#### Problem
Identify the lines that contain the string "CHAPITRE" and copy all of them.

#### Given records
= = = = =

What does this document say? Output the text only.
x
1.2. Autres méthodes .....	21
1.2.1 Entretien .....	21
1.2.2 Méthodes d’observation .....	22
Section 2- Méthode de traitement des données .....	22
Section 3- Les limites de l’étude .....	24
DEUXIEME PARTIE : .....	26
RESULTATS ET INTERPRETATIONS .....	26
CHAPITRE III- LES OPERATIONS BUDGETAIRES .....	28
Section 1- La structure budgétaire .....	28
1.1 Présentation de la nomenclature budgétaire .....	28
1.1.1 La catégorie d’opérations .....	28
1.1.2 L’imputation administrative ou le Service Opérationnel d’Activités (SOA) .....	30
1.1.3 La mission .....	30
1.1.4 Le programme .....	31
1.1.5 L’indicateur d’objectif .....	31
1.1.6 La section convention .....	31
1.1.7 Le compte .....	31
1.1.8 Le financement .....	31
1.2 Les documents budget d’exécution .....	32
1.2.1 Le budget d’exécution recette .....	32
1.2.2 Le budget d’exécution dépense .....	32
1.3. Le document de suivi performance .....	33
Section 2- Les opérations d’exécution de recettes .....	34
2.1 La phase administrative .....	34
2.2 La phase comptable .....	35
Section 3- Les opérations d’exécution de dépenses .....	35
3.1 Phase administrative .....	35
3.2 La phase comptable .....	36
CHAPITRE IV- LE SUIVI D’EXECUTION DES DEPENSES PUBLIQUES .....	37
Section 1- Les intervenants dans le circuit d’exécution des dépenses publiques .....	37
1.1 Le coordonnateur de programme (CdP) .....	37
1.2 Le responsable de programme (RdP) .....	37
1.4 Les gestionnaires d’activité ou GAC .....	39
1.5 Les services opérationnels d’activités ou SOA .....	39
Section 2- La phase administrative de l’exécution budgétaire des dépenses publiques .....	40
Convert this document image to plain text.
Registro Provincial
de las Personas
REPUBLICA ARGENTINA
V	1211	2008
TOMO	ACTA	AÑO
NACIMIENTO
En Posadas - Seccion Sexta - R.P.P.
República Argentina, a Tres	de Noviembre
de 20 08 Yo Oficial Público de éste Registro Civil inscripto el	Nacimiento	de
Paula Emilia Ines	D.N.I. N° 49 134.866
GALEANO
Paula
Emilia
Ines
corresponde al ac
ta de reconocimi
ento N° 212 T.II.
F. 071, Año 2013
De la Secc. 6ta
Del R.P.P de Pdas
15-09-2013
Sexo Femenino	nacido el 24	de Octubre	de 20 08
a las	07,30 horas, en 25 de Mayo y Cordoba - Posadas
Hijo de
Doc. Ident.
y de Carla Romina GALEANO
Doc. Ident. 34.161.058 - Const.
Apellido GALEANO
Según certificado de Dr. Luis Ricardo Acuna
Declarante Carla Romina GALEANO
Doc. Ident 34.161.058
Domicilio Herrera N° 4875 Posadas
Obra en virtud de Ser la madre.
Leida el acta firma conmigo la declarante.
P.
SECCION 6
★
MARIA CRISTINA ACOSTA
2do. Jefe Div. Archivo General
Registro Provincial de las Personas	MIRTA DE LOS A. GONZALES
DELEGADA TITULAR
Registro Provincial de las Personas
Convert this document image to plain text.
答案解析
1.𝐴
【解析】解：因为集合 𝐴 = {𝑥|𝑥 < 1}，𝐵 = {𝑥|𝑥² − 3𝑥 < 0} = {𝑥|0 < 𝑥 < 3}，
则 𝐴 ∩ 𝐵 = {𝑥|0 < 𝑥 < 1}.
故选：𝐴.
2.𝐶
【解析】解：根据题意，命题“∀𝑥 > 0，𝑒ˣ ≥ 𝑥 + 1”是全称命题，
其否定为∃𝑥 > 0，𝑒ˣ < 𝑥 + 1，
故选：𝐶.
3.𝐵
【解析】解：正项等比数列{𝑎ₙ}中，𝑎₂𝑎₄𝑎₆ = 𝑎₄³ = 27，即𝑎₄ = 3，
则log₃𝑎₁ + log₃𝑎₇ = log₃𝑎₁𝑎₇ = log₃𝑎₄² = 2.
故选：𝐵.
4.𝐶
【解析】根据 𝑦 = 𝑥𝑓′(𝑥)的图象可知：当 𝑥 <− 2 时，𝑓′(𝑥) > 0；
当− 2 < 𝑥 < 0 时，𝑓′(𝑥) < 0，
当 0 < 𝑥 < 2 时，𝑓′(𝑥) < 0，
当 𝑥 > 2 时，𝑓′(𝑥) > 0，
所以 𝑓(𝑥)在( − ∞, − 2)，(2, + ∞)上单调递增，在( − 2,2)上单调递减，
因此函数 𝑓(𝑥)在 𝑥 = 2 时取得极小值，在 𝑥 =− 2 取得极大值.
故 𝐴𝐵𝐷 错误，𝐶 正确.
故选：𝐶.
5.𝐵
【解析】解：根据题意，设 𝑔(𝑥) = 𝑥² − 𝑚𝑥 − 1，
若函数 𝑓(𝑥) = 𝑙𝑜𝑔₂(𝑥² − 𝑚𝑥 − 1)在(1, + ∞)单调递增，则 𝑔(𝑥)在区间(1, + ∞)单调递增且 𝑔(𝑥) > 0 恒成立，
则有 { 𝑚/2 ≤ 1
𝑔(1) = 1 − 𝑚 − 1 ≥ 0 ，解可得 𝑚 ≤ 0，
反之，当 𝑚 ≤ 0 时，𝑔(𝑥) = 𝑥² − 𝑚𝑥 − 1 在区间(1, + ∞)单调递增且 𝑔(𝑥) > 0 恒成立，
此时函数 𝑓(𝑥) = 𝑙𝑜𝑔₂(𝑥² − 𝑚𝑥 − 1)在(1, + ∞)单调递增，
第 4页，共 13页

= = = = =

#### Task solution
CHAPITRE III- LES OPERATIONS BUDGETAIRES .....	28
CHAPITRE IV- LE SUIVI D’EXECUTION DES DEPENSES PUBLIQUES .....	37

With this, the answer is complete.